### Task prompt
Beneath this sentence is a set of records; write each of them out exactly.

------------------------------------------------------------------------

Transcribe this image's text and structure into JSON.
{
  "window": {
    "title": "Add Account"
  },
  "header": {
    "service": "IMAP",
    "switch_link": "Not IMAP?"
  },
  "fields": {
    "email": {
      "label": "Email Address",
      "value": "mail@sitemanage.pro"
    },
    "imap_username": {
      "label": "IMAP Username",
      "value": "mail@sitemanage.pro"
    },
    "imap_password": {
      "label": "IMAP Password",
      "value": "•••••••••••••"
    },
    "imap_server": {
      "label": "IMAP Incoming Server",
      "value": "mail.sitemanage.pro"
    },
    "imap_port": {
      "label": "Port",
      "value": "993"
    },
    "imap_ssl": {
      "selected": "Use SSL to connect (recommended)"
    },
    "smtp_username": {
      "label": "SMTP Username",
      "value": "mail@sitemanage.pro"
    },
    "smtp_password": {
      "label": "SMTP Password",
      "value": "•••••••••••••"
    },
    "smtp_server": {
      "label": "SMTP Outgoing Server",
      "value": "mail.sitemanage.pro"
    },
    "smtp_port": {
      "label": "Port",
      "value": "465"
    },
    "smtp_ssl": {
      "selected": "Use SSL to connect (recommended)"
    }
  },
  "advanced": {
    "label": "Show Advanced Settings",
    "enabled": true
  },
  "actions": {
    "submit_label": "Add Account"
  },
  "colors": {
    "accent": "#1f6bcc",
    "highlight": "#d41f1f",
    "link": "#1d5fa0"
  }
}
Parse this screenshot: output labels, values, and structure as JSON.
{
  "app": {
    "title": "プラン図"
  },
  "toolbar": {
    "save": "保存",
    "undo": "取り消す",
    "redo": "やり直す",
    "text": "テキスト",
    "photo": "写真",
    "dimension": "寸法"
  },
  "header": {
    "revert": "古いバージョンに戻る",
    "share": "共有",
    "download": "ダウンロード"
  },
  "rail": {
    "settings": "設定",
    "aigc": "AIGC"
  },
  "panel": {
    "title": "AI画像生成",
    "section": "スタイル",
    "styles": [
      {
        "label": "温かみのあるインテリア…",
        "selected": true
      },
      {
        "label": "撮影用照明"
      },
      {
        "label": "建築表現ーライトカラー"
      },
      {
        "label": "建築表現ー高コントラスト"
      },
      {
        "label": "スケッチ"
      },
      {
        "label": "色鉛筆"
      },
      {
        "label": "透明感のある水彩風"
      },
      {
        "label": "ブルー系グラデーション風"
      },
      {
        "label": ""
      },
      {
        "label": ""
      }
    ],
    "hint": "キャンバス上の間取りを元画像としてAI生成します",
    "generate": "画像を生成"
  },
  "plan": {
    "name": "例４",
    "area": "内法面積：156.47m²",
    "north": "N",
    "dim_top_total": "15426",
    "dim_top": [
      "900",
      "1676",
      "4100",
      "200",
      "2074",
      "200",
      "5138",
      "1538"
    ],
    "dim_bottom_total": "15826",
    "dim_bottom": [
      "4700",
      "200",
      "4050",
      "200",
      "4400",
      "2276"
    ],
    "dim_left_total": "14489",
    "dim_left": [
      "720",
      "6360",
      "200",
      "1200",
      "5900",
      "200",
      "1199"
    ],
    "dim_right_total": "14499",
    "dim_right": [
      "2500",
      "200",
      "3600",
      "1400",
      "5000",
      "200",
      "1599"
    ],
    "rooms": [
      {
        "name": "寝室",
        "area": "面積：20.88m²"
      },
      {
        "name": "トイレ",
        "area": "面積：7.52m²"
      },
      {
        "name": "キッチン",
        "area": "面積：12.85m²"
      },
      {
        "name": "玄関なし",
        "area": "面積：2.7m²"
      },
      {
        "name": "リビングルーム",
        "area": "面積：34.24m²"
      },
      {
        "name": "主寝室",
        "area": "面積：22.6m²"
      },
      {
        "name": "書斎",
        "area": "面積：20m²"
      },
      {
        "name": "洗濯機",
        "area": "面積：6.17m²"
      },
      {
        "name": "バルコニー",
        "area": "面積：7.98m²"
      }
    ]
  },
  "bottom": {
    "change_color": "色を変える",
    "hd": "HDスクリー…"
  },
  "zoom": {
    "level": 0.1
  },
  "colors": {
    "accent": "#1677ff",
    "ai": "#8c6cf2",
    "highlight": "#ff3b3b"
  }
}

------------------------------------------------------------------------

### Answer
Transcribe this image's text and structure into JSON.
{
  "window": {
    "title": "Add Account"
  },
  "header": {
    "service": "IMAP",
    "switch_link": "Not IMAP?"
  },
  "fields": {
    "email": {
      "label": "Email Address",
      "value": "mail@sitemanage.pro"
    },
    "imap_username": {
      "label": "IMAP Username",
      "value": "mail@sitemanage.pro"
    },
    "imap_password": {
      "label": "IMAP Password",
      "value": "•••••••••••••"
    },
    "imap_server": {
      "label": "IMAP Incoming Server",
      "value": "mail.sitemanage.pro"
    },
    "imap_port": {
      "label": "Port",
      "value": "993"
    },
    "imap_ssl": {
      "selected": "Use SSL to connect (recommended)"
    },
    "smtp_username": {
      "label": "SMTP Username",
      "value": "mail@sitemanage.pro"
    },
    "smtp_password": {
      "label": "SMTP Password",
      "value": "•••••••••••••"
    },
    "smtp_server": {
      "label": "SMTP Outgoing Server",
      "value": "mail.sitemanage.pro"
    },
    "smtp_port": {
      "label": "Port",
      "value": "465"
    },
    "smtp_ssl": {
      "selected": "Use SSL to connect (recommended)"
    }
  },
  "advanced": {
    "label": "Show Advanced Settings",
    "enabled": true
  },
  "actions": {
    "submit_label": "Add Account"
  },
  "colors": {
    "accent": "#1f6bcc",
    "highlight": "#d41f1f",
    "link": "#1d5fa0"
  }
}
Parse this screenshot: output labels, values, and structure as JSON.
{
  "app": {
    "title": "プラン図"
  },
  "toolbar": {
    "save": "保存",
    "undo": "取り消す",
    "redo": "やり直す",
    "text": "テキスト",
    "photo": "写真",
    "dimension": "寸法"
  },
  "header": {
    "revert": "古いバージョンに戻る",
    "share": "共有",
    "download": "ダウンロード"
  },
  "rail": {
    "settings": "設定",
    "aigc": "AIGC"
  },
  "panel": {
    "title": "AI画像生成",
    "section": "スタイル",
    "styles": [
      {
        "label": "温かみのあるインテリア…",
        "selected": true
      },
      {
        "label": "撮影用照明"
      },
      {
        "label": "建築表現ーライトカラー"
      },
      {
        "label": "建築表現ー高コントラスト"
      },
      {
        "label": "スケッチ"
      },
      {
        "label": "色鉛筆"
      },
      {
        "label": "透明感のある水彩風"
      },
      {
        "label": "ブルー系グラデーション風"
      },
      {
        "label": ""
      },
      {
        "label": ""
      }
    ],
    "hint": "キャンバス上の間取りを元画像としてAI生成します",
    "generate": "画像を生成"
  },
  "plan": {
    "name": "例４",
    "area": "内法面積：156.47m²",
    "north": "N",
    "dim_top_total": "15426",
    "dim_top": [
      "900",
      "1676",
      "4100",
      "200",
      "2074",
      "200",
      "5138",
      "1538"
    ],
    "dim_bottom_total": "15826",
    "dim_bottom": [
      "4700",
      "200",
      "4050",
      "200",
      "4400",
      "2276"
    ],
    "dim_left_total": "14489",
    "dim_left": [
      "720",
      "6360",
      "200",
      "1200",
      "5900",
      "200",
      "1199"
    ],
    "dim_right_total": "14499",
    "dim_right": [
      "2500",
      "200",
      "3600",
      "1400",
      "5000",
      "200",
      "1599"
    ],
    "rooms": [
      {
        "name": "寝室",
        "area": "面積：20.88m²"
      },
      {
        "name": "トイレ",
        "area": "面積：7.52m²"
      },
      {
        "name": "キッチン",
        "area": "面積：12.85m²"
      },
      {
        "name": "玄関なし",
        "area": "面積：2.7m²"
      },
      {
        "name": "リビングルーム",
        "area": "面積：34.24m²"
      },
      {
        "name": "主寝室",
        "area": "面積：22.6m²"
      },
      {
        "name": "書斎",
        "area": "面積：20m²"
      },
      {
        "name": "洗濯機",
        "area": "面積：6.17m²"
      },
      {
        "name": "バルコニー",
        "area": "面積：7.98m²"
      }
    ]
  },
  "bottom": {
    "change_color": "色を変える",
    "hd": "HDスクリー…"
  },
  "zoom": {
    "level": 0.1
  },
  "colors": {
    "accent": "#1677ff",
    "ai": "#8c6cf2",
    "highlight": "#ff3b3b"
  }
}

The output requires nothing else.